What to do: Will you extract the entries word for word? Images should not appear in the copy.

Dataset rows about figures:
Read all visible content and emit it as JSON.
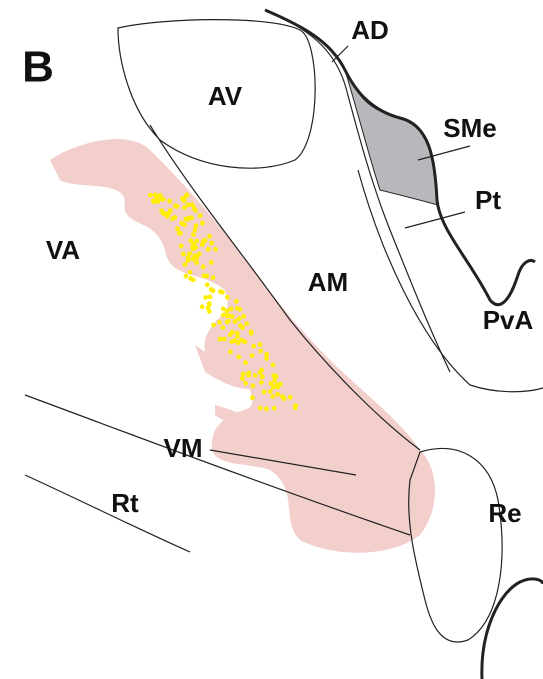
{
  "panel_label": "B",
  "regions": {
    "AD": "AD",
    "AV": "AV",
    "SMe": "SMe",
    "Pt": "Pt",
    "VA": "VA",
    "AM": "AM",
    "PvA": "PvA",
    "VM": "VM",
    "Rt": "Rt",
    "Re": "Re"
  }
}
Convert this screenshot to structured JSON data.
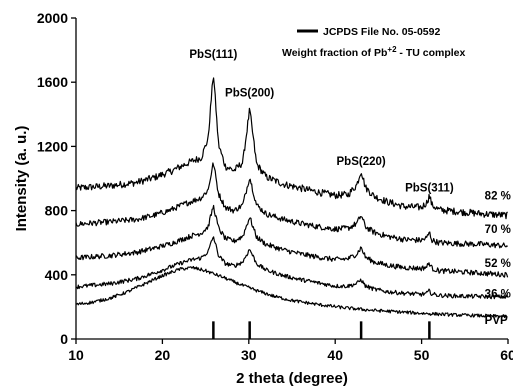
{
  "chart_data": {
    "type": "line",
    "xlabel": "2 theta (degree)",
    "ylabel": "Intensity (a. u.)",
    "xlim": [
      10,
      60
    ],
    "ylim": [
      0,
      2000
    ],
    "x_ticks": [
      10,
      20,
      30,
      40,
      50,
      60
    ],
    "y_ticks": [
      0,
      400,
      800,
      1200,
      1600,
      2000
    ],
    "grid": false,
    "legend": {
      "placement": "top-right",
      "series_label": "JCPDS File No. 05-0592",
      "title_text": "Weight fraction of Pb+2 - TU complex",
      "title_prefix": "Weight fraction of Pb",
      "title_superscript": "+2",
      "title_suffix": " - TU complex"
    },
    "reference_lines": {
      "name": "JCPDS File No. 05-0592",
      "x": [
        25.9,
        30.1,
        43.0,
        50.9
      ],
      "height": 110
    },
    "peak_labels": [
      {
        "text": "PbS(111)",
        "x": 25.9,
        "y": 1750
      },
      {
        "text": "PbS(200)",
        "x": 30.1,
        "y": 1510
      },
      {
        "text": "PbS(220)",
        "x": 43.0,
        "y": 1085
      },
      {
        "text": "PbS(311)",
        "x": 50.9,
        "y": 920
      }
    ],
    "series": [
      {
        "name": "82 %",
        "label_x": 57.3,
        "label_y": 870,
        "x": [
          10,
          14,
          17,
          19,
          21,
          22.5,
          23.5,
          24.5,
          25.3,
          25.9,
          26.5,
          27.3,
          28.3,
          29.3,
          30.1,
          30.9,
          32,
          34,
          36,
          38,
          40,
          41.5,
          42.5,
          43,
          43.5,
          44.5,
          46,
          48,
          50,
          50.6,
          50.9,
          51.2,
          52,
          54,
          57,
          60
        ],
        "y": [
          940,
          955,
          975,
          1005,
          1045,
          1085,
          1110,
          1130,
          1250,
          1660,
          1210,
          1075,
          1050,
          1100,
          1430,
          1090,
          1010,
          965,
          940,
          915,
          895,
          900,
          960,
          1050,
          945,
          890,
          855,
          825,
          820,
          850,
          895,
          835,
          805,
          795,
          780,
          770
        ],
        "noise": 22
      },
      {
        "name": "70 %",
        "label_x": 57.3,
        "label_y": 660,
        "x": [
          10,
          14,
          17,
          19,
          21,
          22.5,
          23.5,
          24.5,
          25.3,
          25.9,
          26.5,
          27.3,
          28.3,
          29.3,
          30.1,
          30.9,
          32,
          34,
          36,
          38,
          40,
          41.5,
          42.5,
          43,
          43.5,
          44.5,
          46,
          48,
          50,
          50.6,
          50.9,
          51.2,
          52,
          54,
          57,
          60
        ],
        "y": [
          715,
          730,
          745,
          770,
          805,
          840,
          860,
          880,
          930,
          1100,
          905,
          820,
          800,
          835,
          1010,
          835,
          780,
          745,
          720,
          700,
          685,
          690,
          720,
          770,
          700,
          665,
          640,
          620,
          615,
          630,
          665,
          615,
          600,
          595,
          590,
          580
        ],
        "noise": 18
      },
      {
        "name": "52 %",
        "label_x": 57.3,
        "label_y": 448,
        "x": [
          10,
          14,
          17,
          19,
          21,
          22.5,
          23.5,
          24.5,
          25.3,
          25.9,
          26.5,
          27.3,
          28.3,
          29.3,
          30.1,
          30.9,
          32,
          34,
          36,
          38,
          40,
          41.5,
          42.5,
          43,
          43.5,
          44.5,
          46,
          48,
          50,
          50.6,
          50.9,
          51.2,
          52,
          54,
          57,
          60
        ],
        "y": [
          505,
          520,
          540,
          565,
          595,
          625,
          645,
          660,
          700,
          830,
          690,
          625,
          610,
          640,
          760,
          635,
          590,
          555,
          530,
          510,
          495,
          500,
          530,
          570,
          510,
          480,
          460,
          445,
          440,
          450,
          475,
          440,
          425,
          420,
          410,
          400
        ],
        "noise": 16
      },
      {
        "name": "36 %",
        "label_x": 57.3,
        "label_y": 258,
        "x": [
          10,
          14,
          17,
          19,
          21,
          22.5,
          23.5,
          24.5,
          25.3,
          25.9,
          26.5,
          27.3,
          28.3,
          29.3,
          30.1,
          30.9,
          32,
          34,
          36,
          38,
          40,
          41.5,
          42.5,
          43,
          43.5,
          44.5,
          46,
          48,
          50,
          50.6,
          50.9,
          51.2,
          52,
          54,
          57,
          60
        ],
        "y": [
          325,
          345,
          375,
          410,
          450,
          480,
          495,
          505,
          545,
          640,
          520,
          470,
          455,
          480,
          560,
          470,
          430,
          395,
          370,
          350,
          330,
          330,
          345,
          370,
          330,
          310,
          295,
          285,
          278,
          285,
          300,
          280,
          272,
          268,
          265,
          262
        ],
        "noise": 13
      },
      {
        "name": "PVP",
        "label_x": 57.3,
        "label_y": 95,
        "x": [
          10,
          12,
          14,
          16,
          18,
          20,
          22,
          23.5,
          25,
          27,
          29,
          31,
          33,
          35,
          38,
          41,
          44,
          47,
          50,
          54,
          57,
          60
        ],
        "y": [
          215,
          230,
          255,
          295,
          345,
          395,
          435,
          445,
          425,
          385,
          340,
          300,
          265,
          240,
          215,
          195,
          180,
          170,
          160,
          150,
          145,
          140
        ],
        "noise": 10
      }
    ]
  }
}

Exercise response:
Read all visible content and emit it as JSON.
{
  "panel_label": "B",
  "regions": {
    "AD": "AD",
    "AV": "AV",
    "SMe": "SMe",
    "Pt": "Pt",
    "VA": "VA",
    "AM": "AM",
    "PvA": "PvA",
    "VM": "VM",
    "Rt": "Rt",
    "Re": "Re"
  }
}
Convert this screenshot to structured JSON data.
{
  "chart_data": {
    "type": "line",
    "xlabel": "2 theta (degree)",
    "ylabel": "Intensity (a. u.)",
    "xlim": [
      10,
      60
    ],
    "ylim": [
      0,
      2000
    ],
    "x_ticks": [
      10,
      20,
      30,
      40,
      50,
      60
    ],
    "y_ticks": [
      0,
      400,
      800,
      1200,
      1600,
      2000
    ],
    "grid": false,
    "legend": {
      "placement": "top-right",
      "series_label": "JCPDS File No. 05-0592",
      "title_text": "Weight fraction of Pb+2 - TU complex",
      "title_prefix": "Weight fraction of Pb",
      "title_superscript": "+2",
      "title_suffix": " - TU complex"
    },
    "reference_lines": {
      "name": "JCPDS File No. 05-0592",
      "x": [
        25.9,
        30.1,
        43.0,
        50.9
      ],
      "height": 110
    },
    "peak_labels": [
      {
        "text": "PbS(111)",
        "x": 25.9,
        "y": 1750
      },
      {
        "text": "PbS(200)",
        "x": 30.1,
        "y": 1510
      },
      {
        "text": "PbS(220)",
        "x": 43.0,
        "y": 1085
      },
      {
        "text": "PbS(311)",
        "x": 50.9,
        "y": 920
      }
    ],
    "series": [
      {
        "name": "82 %",
        "label_x": 57.3,
        "label_y": 870,
        "x": [
          10,
          14,
          17,
          19,
          21,
          22.5,
          23.5,
          24.5,
          25.3,
          25.9,
          26.5,
          27.3,
          28.3,
          29.3,
          30.1,
          30.9,
          32,
          34,
          36,
          38,
          40,
          41.5,
          42.5,
          43,
          43.5,
          44.5,
          46,
          48,
          50,
          50.6,
          50.9,
          51.2,
          52,
          54,
          57,
          60
        ],
        "y": [
          940,
          955,
          975,
          1005,
          1045,
          1085,
          1110,
          1130,
          1250,
          1660,
          1210,
          1075,
          1050,
          1100,
          1430,
          1090,
          1010,
          965,
          940,
          915,
          895,
          900,
          960,
          1050,
          945,
          890,
          855,
          825,
          820,
          850,
          895,
          835,
          805,
          795,
          780,
          770
        ],
        "noise": 22
      },
      {
        "name": "70 %",
        "label_x": 57.3,
        "label_y": 660,
        "x": [
          10,
          14,
          17,
          19,
          21,
          22.5,
          23.5,
          24.5,
          25.3,
          25.9,
          26.5,
          27.3,
          28.3,
          29.3,
          30.1,
          30.9,
          32,
          34,
          36,
          38,
          40,
          41.5,
          42.5,
          43,
          43.5,
          44.5,
          46,
          48,
          50,
          50.6,
          50.9,
          51.2,
          52,
          54,
          57,
          60
        ],
        "y": [
          715,
          730,
          745,
          770,
          805,
          840,
          860,
          880,
          930,
          1100,
          905,
          820,
          800,
          835,
          1010,
          835,
          780,
          745,
          720,
          700,
          685,
          690,
          720,
          770,
          700,
          665,
          640,
          620,
          615,
          630,
          665,
          615,
          600,
          595,
          590,
          580
        ],
        "noise": 18
      },
      {
        "name": "52 %",
        "label_x": 57.3,
        "label_y": 448,
        "x": [
          10,
          14,
          17,
          19,
          21,
          22.5,
          23.5,
          24.5,
          25.3,
          25.9,
          26.5,
          27.3,
          28.3,
          29.3,
          30.1,
          30.9,
          32,
          34,
          36,
          38,
          40,
          41.5,
          42.5,
          43,
          43.5,
          44.5,
          46,
          48,
          50,
          50.6,
          50.9,
          51.2,
          52,
          54,
          57,
          60
        ],
        "y": [
          505,
          520,
          540,
          565,
          595,
          625,
          645,
          660,
          700,
          830,
          690,
          625,
          610,
          640,
          760,
          635,
          590,
          555,
          530,
          510,
          495,
          500,
          530,
          570,
          510,
          480,
          460,
          445,
          440,
          450,
          475,
          440,
          425,
          420,
          410,
          400
        ],
        "noise": 16
      },
      {
        "name": "36 %",
        "label_x": 57.3,
        "label_y": 258,
        "x": [
          10,
          14,
          17,
          19,
          21,
          22.5,
          23.5,
          24.5,
          25.3,
          25.9,
          26.5,
          27.3,
          28.3,
          29.3,
          30.1,
          30.9,
          32,
          34,
          36,
          38,
          40,
          41.5,
          42.5,
          43,
          43.5,
          44.5,
          46,
          48,
          50,
          50.6,
          50.9,
          51.2,
          52,
          54,
          57,
          60
        ],
        "y": [
          325,
          345,
          375,
          410,
          450,
          480,
          495,
          505,
          545,
          640,
          520,
          470,
          455,
          480,
          560,
          470,
          430,
          395,
          370,
          350,
          330,
          330,
          345,
          370,
          330,
          310,
          295,
          285,
          278,
          285,
          300,
          280,
          272,
          268,
          265,
          262
        ],
        "noise": 13
      },
      {
        "name": "PVP",
        "label_x": 57.3,
        "label_y": 95,
        "x": [
          10,
          12,
          14,
          16,
          18,
          20,
          22,
          23.5,
          25,
          27,
          29,
          31,
          33,
          35,
          38,
          41,
          44,
          47,
          50,
          54,
          57,
          60
        ],
        "y": [
          215,
          230,
          255,
          295,
          345,
          395,
          435,
          445,
          425,
          385,
          340,
          300,
          265,
          240,
          215,
          195,
          180,
          170,
          160,
          150,
          145,
          140
        ],
        "noise": 10
      }
    ]
  }
}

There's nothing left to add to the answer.